# 部屋を掃いてきれいにする。



## kachibi

*部屋を掃いてきれいにする。*

For this sentence, I'd like to ask:

*1) *The て, as I can see in other examples, usually appear between two actions, I think the て should be the so-called 中止形 that functions like a conjunction that bridge two meanings or introducing a reason. Am I correct?

*2) *I know the meaning of きれいにする, which should be "tidily", an adverb. But as an adverb, usually it is followed by a verb, for example:

静かに暮らしたい。

but why this time it is followed by する? I know する sometimes is preceded with a noun to act as a verb, e.g.,  旅行+_する, _but why this sentence doesn't have any? Or it is actually the adverb きれいに combines the する to function like a verb?


----------



## Flaminius

きれいに is not an adverb (which means an indeclinable morpheme that modifies a verb in Japanese grammar), but an adjective in the adverbial form (きれいだ > きれいに, きれいな).  Anyway, する can combine with an adjective (in the adverbial form, that is) to make a new verb.  E.g.,
ゲームをする (play a game)

- - -

» **EXERCISE BRIEF**
According to the reply in the thread above, what part of speech is きれいに?

(Extracted data entries)
- - -

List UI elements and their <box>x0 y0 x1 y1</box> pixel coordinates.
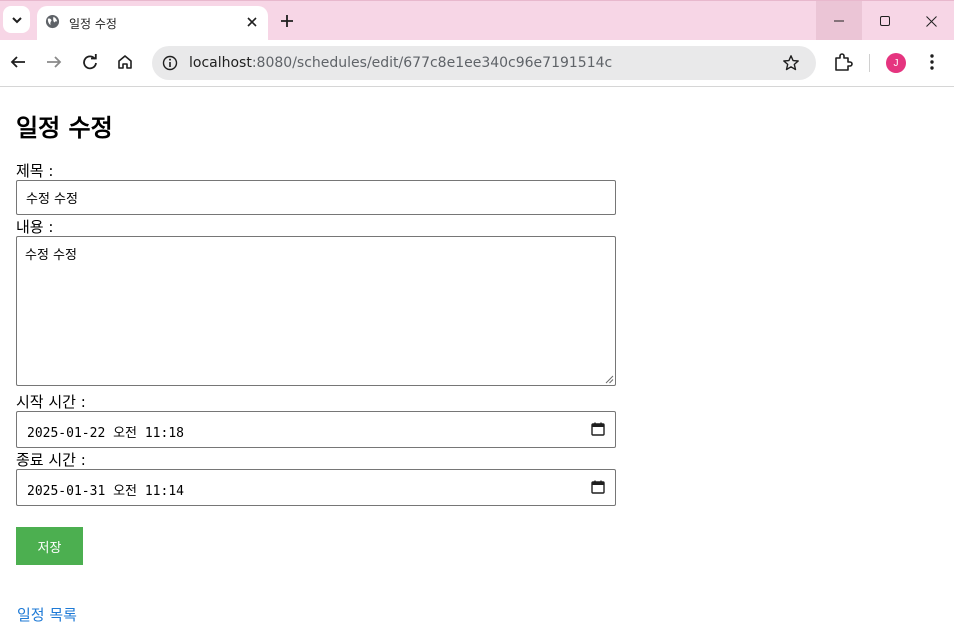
start-time-input[interactable]: 2025-01-22 오전 11:18 <box>16 411 616 448</box>
page-title: 일정 수정 <box>16 114 113 142</box>
new-tab-button[interactable] <box>277 11 297 31</box>
start-time-value: 2025-01-22 오전 11:18 <box>27 426 184 441</box>
minimize-button[interactable] <box>816 1 862 41</box>
browser-toolbar: localhost:8080/schedules/edit/677c8e1ee3… <box>0 40 954 87</box>
title-input-value: 수정 수정 <box>26 192 78 207</box>
end-time-input[interactable]: 2025-01-31 오전 11:14 <box>16 469 616 506</box>
forward-arrow-icon <box>47 56 62 68</box>
star-icon[interactable] <box>782 54 800 72</box>
back-button[interactable] <box>7 51 29 73</box>
browser-tab[interactable]: 일정 수정 <box>37 6 268 41</box>
home-button[interactable] <box>114 51 136 73</box>
url-host: localhost <box>189 55 252 71</box>
tab-search-button[interactable] <box>3 6 30 33</box>
tab-search-icon <box>11 16 22 23</box>
address-bar[interactable]: localhost:8080/schedules/edit/677c8e1ee3… <box>152 46 816 80</box>
end-time-label: 종료 시간 : <box>16 451 86 469</box>
title-input[interactable]: 수정 수정 <box>16 180 616 215</box>
profile-avatar[interactable]: J <box>886 53 906 73</box>
forward-button[interactable] <box>43 51 65 73</box>
content-textarea-value: 수정 수정 <box>25 248 77 263</box>
info-icon[interactable] <box>162 55 178 71</box>
window-close-button[interactable] <box>908 1 954 41</box>
schedule-list-link[interactable]: 일정 목록 <box>17 604 77 625</box>
window-close-icon <box>925 15 937 27</box>
url-text[interactable]: localhost:8080/schedules/edit/677c8e1ee3… <box>189 55 612 71</box>
home-icon <box>118 55 132 69</box>
close-icon <box>247 17 257 27</box>
resize-grip-icon[interactable] <box>605 375 614 384</box>
maximize-button[interactable] <box>862 1 908 41</box>
back-arrow-icon <box>10 56 25 68</box>
plus-icon <box>281 15 293 27</box>
calendar-icon[interactable] <box>591 480 605 494</box>
start-time-label: 시작 시간 : <box>16 393 86 411</box>
content-textarea[interactable]: 수정 수정 <box>16 236 616 386</box>
tab-strip: 일정 수정 <box>0 0 954 41</box>
calendar-icon[interactable] <box>591 422 605 436</box>
kebab-menu-icon <box>930 54 934 70</box>
end-time-value: 2025-01-31 오전 11:14 <box>27 484 184 499</box>
content-label: 내용 : <box>16 218 54 236</box>
page-content: 일정 수정 제목 : 수정 수정 내용 : 수정 수정 시작 시간 : 2025… <box>0 88 954 637</box>
title-label: 제목 : <box>16 162 54 180</box>
globe-icon <box>45 14 60 29</box>
reload-icon <box>83 54 97 70</box>
browser-menu-button[interactable] <box>922 51 942 73</box>
save-button[interactable]: 저장 <box>16 527 83 565</box>
maximize-icon <box>880 16 890 26</box>
url-path: :8080/schedules/edit/677c8e1ee340c96e719… <box>251 55 613 71</box>
extensions-icon[interactable] <box>832 51 854 73</box>
tab-close-button[interactable] <box>243 13 261 31</box>
toolbar-divider <box>869 54 870 72</box>
tab-title: 일정 수정 <box>69 17 117 31</box>
reload-button[interactable] <box>79 51 101 73</box>
minimize-icon <box>834 20 844 22</box>
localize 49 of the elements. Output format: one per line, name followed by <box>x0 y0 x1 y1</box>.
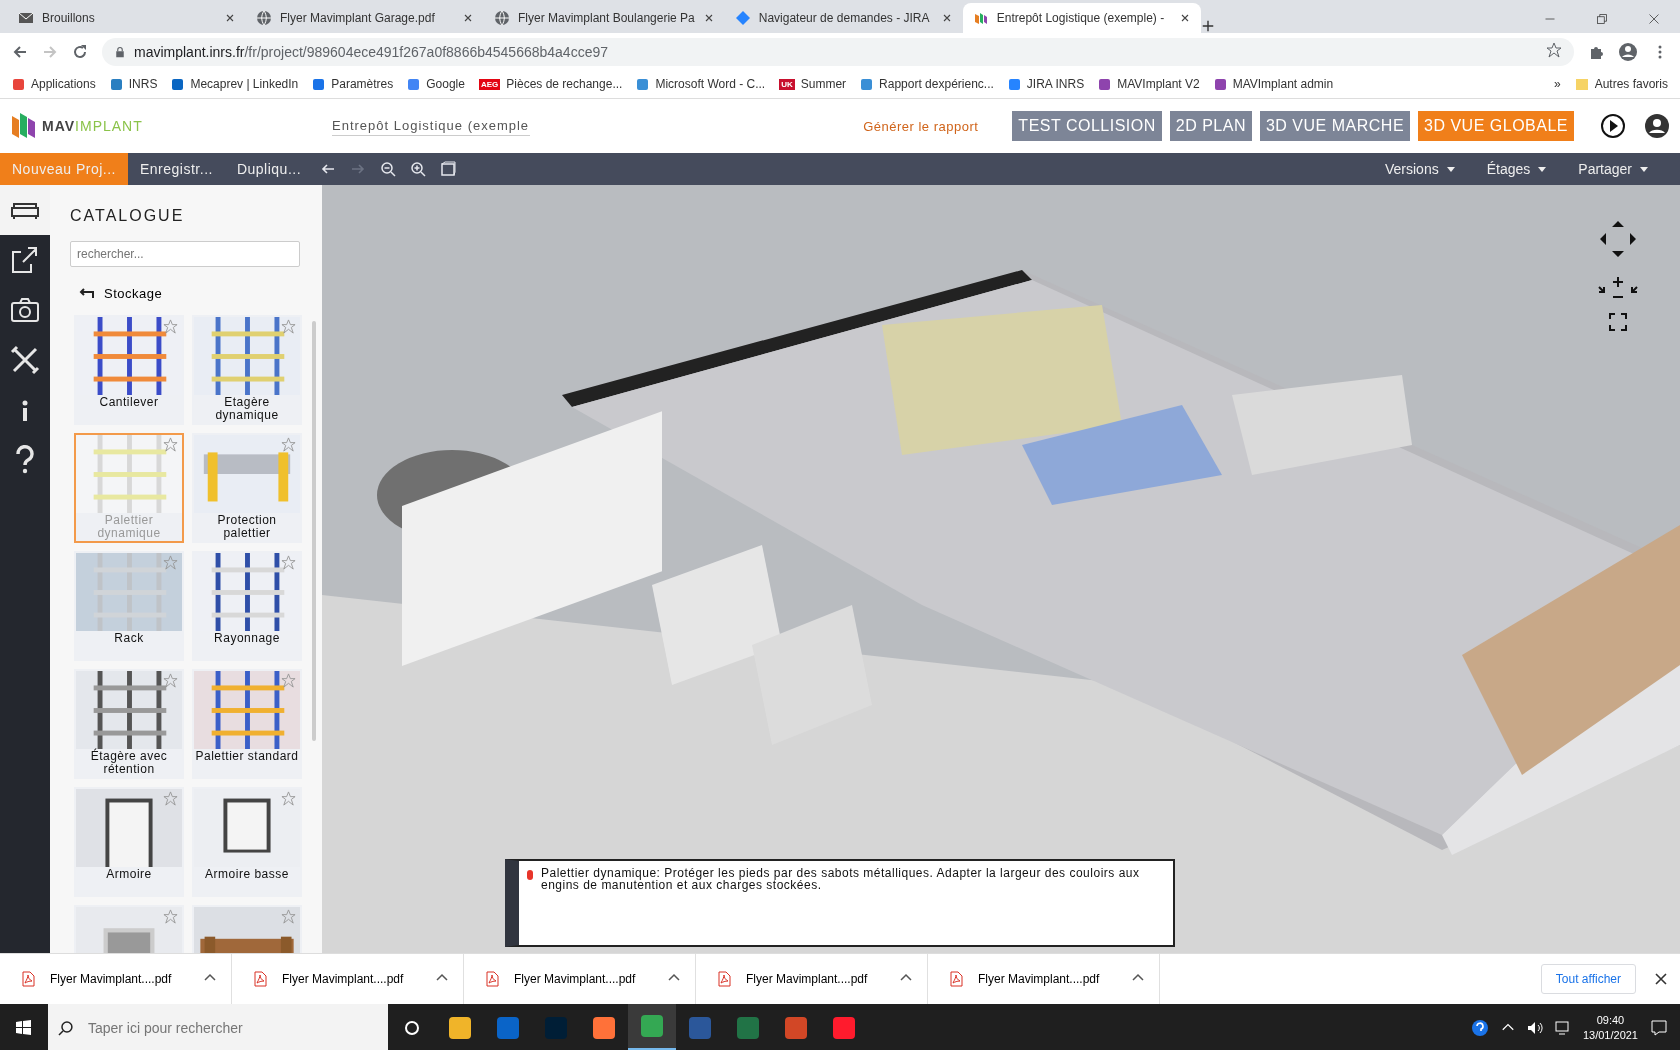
bookmark[interactable]: MAVImplant admin <box>1213 77 1334 91</box>
menu-item[interactable]: Enregistr... <box>128 153 225 185</box>
bookmark[interactable]: Microsoft Word - C... <box>636 77 766 91</box>
show-all-button[interactable]: Tout afficher <box>1540 964 1636 994</box>
address-bar[interactable]: mavimplant.inrs.fr/fr/project/989604ece491f267a0f8866b4545668b4a4cce97 <box>102 37 1574 66</box>
clock-date: 13/01/2021 <box>1582 1027 1638 1043</box>
bookmark[interactable]: INRS <box>109 77 158 91</box>
dropdown-menu[interactable]: Versions <box>1385 161 1455 177</box>
bookmark[interactable]: Paramètres <box>312 77 394 91</box>
bookmark[interactable]: JIRA INRS <box>1007 77 1085 91</box>
catalogue-title: CATALOGUE <box>70 207 186 225</box>
search-field[interactable]: rechercher... <box>70 241 300 267</box>
browser-tab[interactable]: Entrepôt Logistique (exemple) - <box>962 3 1201 33</box>
bookmark[interactable]: MAVImplant V2 <box>1098 77 1200 91</box>
more-bookmarks[interactable]: » <box>1553 77 1561 91</box>
report-link[interactable]: Générer le rapport <box>863 118 979 134</box>
browser-tab[interactable]: Flyer Mavimplant Garage.pdf <box>246 3 484 33</box>
dropdown-menu[interactable]: Étages <box>1486 161 1547 177</box>
back-link[interactable]: Stockage <box>78 285 322 301</box>
browser-tab[interactable]: Flyer Mavimplant Boulangerie Pa <box>484 3 725 33</box>
catalogue-item[interactable]: Rayonnage <box>192 551 302 661</box>
bookmark[interactable]: Google <box>407 77 465 91</box>
catalogue-item[interactable]: Étagère avec rétention <box>74 669 184 779</box>
bookmark[interactable]: Applications <box>12 77 96 91</box>
view-button[interactable]: 2D PLAN <box>1169 111 1252 141</box>
catalogue-item[interactable]: Rack <box>74 551 184 661</box>
logo-text: MAV <box>42 118 76 134</box>
view-button[interactable]: TEST COLLISION <box>1012 111 1162 141</box>
bookmark-folder[interactable]: Autres favoris <box>1574 77 1668 91</box>
bookmark[interactable]: AEG Pièces de rechange... <box>478 77 623 91</box>
clock-time: 09:40 <box>1596 1012 1625 1028</box>
catalogue-item[interactable]: Protection palettier <box>192 433 302 543</box>
catalogue-item[interactable]: Palettier standard <box>192 669 302 779</box>
catalogue-item[interactable]: Armoire <box>74 787 184 897</box>
logo-text: IMPLANT <box>75 118 143 134</box>
taskbar-search-box[interactable]: Taper ici pour rechercher <box>48 1004 388 1050</box>
browser-tab[interactable]: Navigateur de demandes - JIRA <box>724 3 963 33</box>
dropdown-menu[interactable]: Partager <box>1578 161 1648 177</box>
catalogue-item[interactable]: Armoire basse <box>192 787 302 897</box>
bookmark[interactable]: Rapport dexpérienc... <box>860 77 994 91</box>
taskbar-search-field[interactable]: Taper ici pour rechercher <box>85 1006 378 1049</box>
bookmark[interactable]: UK Summer <box>779 77 847 91</box>
browser-tab[interactable]: Brouillons <box>8 3 246 33</box>
catalogue-item[interactable]: Cantilever <box>74 315 184 425</box>
view-button[interactable]: 3D VUE MARCHE <box>1259 111 1411 141</box>
bookmark[interactable]: Mecaprev | LinkedIn <box>171 77 299 91</box>
menu-item[interactable]: Dupliqu... <box>224 153 314 185</box>
catalogue-item[interactable]: Etagère dynamique <box>192 315 302 425</box>
tooltip-text: Palettier dynamique: Protéger les pieds par des sabots métalliques. Adapter la largeur des couloirs aux engins de manutention et aux charges stockées. <box>541 867 1141 894</box>
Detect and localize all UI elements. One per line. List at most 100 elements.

- - -

» **RESULT OF THE TASK**
It is an adjective in the adverbial form, not an adverb.